» Set exercise: Your task is to copy each line that has the word "Ensemble".

─── Material provided ───

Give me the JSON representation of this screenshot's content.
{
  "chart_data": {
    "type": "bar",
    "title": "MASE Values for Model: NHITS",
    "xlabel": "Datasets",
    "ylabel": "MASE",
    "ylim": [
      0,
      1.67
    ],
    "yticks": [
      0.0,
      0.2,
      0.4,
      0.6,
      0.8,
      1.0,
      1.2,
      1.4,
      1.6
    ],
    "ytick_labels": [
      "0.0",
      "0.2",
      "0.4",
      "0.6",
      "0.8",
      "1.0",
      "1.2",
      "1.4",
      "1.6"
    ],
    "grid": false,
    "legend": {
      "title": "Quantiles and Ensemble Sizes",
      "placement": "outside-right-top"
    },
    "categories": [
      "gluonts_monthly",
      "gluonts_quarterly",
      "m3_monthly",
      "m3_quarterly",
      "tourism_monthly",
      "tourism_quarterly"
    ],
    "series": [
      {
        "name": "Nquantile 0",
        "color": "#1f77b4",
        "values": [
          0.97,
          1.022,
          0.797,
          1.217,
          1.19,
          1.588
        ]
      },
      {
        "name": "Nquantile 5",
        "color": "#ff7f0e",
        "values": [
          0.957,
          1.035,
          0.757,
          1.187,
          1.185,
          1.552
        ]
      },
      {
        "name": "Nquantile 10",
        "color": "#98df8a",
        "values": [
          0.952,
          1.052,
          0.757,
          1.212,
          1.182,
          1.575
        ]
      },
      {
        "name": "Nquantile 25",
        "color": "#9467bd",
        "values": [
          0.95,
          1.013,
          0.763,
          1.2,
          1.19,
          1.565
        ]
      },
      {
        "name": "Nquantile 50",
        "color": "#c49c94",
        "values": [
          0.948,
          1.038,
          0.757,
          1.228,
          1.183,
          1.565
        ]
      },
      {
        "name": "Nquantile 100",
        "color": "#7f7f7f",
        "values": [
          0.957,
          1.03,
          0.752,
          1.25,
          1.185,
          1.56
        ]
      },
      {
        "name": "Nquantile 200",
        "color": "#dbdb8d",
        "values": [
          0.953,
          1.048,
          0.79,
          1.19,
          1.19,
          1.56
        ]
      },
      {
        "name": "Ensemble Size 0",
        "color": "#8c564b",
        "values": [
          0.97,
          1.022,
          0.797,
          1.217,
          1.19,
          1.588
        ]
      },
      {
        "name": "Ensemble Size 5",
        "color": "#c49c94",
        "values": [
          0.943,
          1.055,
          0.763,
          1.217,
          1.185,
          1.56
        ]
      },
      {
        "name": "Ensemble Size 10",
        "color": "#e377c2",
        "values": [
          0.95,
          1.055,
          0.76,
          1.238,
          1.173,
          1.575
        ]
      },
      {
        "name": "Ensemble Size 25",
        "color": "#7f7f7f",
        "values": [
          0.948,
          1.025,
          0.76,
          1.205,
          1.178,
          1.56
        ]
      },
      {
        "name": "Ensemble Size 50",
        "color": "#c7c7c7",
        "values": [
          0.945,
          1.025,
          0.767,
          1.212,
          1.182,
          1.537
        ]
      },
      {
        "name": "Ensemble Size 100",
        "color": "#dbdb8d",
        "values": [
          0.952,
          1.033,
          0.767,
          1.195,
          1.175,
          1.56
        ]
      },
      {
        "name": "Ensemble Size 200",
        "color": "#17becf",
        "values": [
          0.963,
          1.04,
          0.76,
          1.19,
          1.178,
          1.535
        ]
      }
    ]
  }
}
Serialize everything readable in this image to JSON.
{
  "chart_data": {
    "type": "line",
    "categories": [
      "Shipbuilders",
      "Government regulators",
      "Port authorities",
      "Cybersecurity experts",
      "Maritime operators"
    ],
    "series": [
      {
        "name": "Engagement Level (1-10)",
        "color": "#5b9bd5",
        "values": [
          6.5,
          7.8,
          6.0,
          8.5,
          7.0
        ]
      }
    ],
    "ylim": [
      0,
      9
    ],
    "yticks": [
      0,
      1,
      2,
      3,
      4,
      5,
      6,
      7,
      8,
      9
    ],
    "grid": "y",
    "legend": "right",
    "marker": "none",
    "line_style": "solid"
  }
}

───

» Complete output:
      "title": "Quantiles and Ensemble Sizes",
        "name": "Ensemble Size 0",
        "name": "Ensemble Size 5",
        "name": "Ensemble Size 10",
        "name": "Ensemble Size 25",
        "name": "Ensemble Size 50",
        "name": "Ensemble Size 100",
        "name": "Ensemble Size 200",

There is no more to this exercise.